All lines in which the word "Sequential" occurs are to be extracted.
___
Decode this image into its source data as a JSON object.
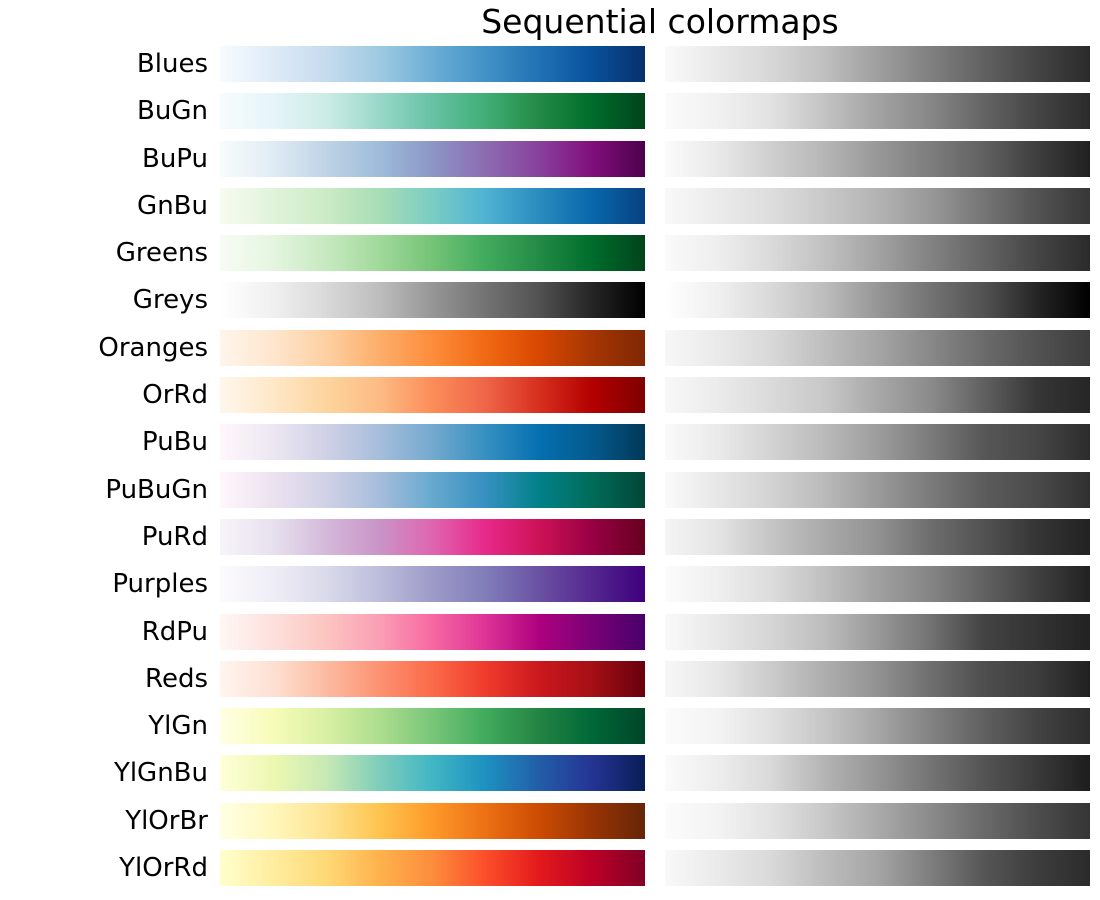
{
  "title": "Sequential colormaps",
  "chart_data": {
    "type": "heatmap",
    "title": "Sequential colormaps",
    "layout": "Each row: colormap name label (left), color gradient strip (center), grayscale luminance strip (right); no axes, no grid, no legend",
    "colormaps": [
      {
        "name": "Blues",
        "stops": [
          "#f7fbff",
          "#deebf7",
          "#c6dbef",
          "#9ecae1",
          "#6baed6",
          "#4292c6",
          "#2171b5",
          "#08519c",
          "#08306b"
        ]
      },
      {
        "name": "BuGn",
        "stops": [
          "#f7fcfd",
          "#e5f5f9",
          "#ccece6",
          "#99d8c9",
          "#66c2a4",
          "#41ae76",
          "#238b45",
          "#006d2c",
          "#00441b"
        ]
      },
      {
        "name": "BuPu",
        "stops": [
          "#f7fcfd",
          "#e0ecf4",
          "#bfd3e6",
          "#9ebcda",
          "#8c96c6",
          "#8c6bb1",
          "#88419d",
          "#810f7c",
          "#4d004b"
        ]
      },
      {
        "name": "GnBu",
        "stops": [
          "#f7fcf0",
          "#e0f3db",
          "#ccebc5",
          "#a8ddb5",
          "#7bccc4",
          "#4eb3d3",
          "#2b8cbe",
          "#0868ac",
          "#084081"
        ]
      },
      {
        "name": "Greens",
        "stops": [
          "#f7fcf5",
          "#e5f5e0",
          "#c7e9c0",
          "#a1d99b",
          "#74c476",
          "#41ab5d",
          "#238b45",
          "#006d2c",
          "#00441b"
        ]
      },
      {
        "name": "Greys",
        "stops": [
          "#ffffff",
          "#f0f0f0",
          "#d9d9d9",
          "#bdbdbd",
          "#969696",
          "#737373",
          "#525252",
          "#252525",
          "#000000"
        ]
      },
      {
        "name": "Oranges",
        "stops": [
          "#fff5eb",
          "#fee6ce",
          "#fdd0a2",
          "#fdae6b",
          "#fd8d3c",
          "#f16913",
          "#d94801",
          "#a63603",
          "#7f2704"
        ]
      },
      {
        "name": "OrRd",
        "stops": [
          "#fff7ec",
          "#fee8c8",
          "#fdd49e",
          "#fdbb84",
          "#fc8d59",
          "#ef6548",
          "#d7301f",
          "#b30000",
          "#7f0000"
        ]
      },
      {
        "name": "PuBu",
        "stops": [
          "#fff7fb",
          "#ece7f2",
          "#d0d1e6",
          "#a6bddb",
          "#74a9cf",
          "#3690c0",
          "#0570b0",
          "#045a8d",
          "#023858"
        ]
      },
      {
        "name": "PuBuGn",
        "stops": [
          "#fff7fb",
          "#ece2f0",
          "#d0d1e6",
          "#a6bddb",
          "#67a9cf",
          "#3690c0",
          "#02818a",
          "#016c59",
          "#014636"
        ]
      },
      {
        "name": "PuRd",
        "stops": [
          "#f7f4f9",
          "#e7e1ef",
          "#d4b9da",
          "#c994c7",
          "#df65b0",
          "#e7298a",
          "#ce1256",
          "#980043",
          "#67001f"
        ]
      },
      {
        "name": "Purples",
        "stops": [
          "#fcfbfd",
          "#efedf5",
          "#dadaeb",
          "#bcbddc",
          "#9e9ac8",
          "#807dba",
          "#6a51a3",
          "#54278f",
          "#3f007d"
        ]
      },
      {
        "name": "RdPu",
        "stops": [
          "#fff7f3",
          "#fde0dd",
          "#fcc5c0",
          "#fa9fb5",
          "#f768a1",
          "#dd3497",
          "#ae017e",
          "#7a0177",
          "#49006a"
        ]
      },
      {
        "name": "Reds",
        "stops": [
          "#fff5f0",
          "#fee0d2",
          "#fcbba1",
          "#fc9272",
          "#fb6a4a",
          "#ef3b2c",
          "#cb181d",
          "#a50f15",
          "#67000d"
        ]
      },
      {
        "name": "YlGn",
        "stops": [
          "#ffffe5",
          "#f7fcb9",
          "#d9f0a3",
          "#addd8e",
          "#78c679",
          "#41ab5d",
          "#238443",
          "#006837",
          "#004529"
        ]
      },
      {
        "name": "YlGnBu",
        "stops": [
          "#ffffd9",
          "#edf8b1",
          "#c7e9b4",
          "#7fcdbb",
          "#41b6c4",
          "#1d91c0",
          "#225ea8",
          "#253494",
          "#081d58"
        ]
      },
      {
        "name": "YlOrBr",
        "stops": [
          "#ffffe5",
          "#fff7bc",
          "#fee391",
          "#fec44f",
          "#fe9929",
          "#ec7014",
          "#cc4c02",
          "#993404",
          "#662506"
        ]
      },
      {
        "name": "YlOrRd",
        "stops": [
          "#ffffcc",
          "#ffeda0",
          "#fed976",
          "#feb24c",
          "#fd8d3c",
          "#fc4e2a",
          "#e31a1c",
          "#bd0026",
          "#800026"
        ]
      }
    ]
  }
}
___
Written answer:
  "title": "Sequential colormaps",
    "title": "Sequential colormaps",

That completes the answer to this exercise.